** start Dataset content **
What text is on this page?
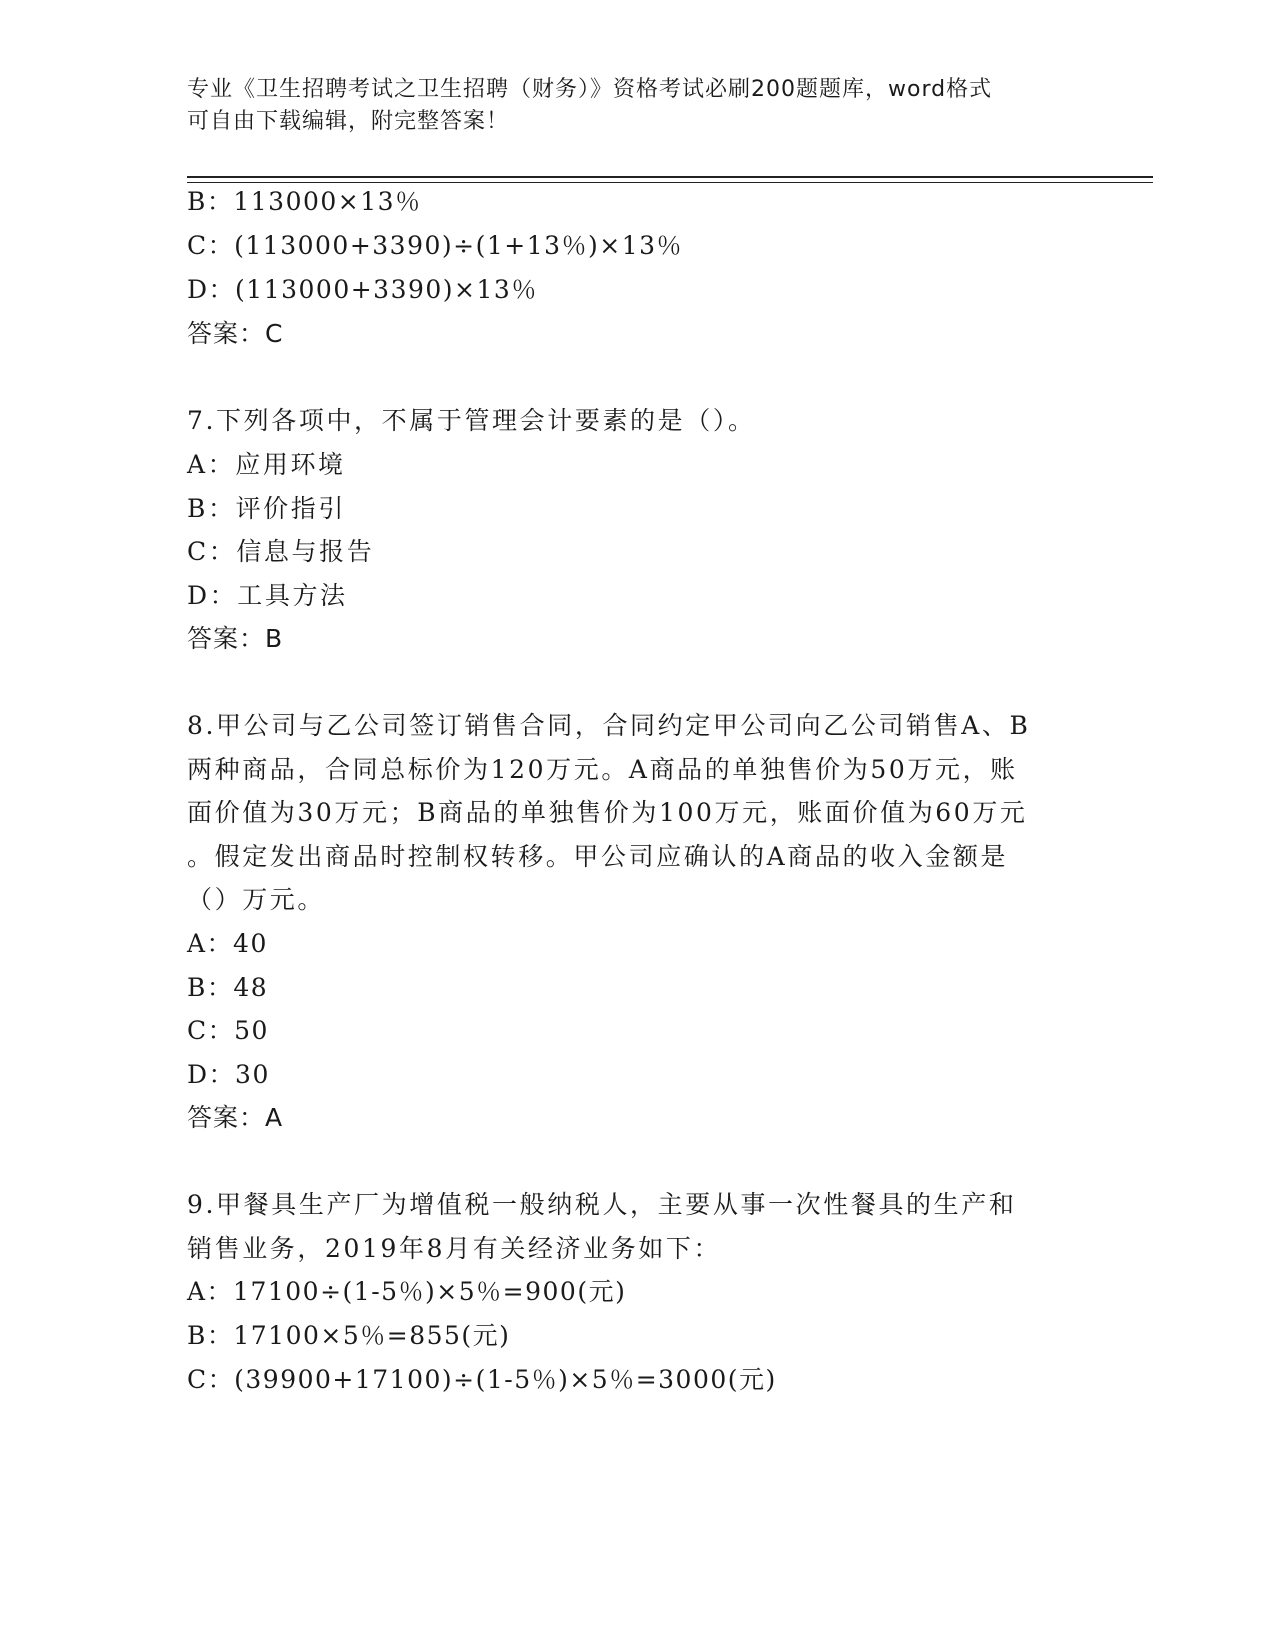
专业《卫生招聘考试之卫生招聘（财务）》资格考试必刷200题题库，word格式
可自由下载编辑，附完整答案！
B：113000×13％
C：(113000+3390)÷(1+13％)×13％
D：(113000+3390)×13％
答案：C
7.下列各项中，不属于管理会计要素的是（）。
A：应用环境
B：评价指引
C：信息与报告
D：工具方法
答案：B
8.甲公司与乙公司签订销售合同，合同约定甲公司向乙公司销售A、B
两种商品，合同总标价为120万元。A商品的单独售价为50万元，账
面价值为30万元；B商品的单独售价为100万元，账面价值为60万元
。假定发出商品时控制权转移。甲公司应确认的A商品的收入金额是
（）万元。
A：40
B：48
C：50
D：30
答案：A
9.甲餐具生产厂为增值税一般纳税人，主要从事一次性餐具的生产和
销售业务，2019年8月有关经济业务如下：
A：17100÷(1-5％)×5％=900(元)
B：17100×5％=855(元)
C：(39900+17100)÷(1-5％)×5％=3000(元)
** end Dataset content **
#### The task
Repeat all of the entries word for word, but omit the pictures.

#### Reply
What text is on this page?
专业《卫生招聘考试之卫生招聘（财务）》资格考试必刷200题题库，word格式
可自由下载编辑，附完整答案！
B：113000×13％
C：(113000+3390)÷(1+13％)×13％
D：(113000+3390)×13％
答案：C
7.下列各项中，不属于管理会计要素的是（）。
A：应用环境
B：评价指引
C：信息与报告
D：工具方法
答案：B
8.甲公司与乙公司签订销售合同，合同约定甲公司向乙公司销售A、B
两种商品，合同总标价为120万元。A商品的单独售价为50万元，账
面价值为30万元；B商品的单独售价为100万元，账面价值为60万元
。假定发出商品时控制权转移。甲公司应确认的A商品的收入金额是
（）万元。
A：40
B：48
C：50
D：30
答案：A
9.甲餐具生产厂为增值税一般纳税人，主要从事一次性餐具的生产和
销售业务，2019年8月有关经济业务如下：
A：17100÷(1-5％)×5％=900(元)
B：17100×5％=855(元)
C：(39900+17100)÷(1-5％)×5％=3000(元)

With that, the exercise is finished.